- [WHAT IS BEING ASKED] Gather all lines containing the string "liệu" and copy them out.

- [INPUT ROWS]
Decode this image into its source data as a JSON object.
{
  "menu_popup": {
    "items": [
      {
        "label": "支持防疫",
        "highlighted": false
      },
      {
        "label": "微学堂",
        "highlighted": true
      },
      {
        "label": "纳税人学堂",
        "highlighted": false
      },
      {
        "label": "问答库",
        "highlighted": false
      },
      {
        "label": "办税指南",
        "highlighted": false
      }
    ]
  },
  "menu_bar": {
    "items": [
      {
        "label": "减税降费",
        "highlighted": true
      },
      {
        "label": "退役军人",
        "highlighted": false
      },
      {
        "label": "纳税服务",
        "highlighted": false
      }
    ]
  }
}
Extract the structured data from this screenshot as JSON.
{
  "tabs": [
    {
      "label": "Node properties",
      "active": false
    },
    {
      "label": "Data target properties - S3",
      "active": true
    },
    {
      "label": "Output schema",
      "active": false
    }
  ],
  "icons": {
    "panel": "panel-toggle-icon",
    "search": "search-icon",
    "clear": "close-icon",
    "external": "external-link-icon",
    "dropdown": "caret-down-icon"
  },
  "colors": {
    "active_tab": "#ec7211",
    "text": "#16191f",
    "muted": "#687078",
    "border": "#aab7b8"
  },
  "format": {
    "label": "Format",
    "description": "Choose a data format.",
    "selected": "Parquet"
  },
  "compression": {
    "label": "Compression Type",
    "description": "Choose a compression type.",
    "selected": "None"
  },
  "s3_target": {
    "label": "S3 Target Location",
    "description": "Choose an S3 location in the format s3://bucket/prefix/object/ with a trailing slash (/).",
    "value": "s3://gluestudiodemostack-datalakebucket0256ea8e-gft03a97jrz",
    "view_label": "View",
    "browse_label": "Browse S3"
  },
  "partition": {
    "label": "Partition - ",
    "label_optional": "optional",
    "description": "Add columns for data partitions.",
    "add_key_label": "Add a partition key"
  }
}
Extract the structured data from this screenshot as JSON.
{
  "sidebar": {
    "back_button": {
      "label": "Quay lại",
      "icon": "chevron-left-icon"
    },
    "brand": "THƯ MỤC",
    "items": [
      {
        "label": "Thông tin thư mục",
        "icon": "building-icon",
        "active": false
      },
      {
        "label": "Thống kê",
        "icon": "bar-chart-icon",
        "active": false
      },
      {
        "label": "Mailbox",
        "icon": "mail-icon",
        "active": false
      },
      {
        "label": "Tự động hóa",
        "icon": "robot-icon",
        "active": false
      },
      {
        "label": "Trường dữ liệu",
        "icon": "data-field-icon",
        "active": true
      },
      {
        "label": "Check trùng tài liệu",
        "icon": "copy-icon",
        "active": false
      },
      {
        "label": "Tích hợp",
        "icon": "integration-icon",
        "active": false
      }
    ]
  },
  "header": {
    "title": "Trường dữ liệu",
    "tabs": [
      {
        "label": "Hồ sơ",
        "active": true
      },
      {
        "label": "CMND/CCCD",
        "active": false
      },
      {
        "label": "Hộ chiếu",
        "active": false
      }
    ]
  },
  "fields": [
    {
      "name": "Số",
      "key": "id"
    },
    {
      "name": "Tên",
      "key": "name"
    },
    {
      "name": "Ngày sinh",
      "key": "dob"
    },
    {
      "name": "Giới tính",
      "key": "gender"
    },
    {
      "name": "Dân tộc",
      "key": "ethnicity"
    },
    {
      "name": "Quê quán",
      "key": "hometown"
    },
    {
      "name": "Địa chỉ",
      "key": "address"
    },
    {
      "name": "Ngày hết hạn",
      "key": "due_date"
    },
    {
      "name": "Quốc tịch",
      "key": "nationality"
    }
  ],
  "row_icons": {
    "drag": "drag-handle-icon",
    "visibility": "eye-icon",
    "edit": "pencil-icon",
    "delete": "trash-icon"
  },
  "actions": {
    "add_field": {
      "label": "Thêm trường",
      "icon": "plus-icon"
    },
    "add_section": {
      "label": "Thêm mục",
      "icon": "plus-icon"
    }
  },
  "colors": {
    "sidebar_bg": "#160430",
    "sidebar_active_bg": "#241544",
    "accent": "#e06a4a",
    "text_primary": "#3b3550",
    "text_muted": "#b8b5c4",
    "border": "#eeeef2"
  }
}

- [CORRECT RESULT]
        "label": "Trường dữ liệu",
        "label": "Check trùng tài liệu",
    "title": "Trường dữ liệu",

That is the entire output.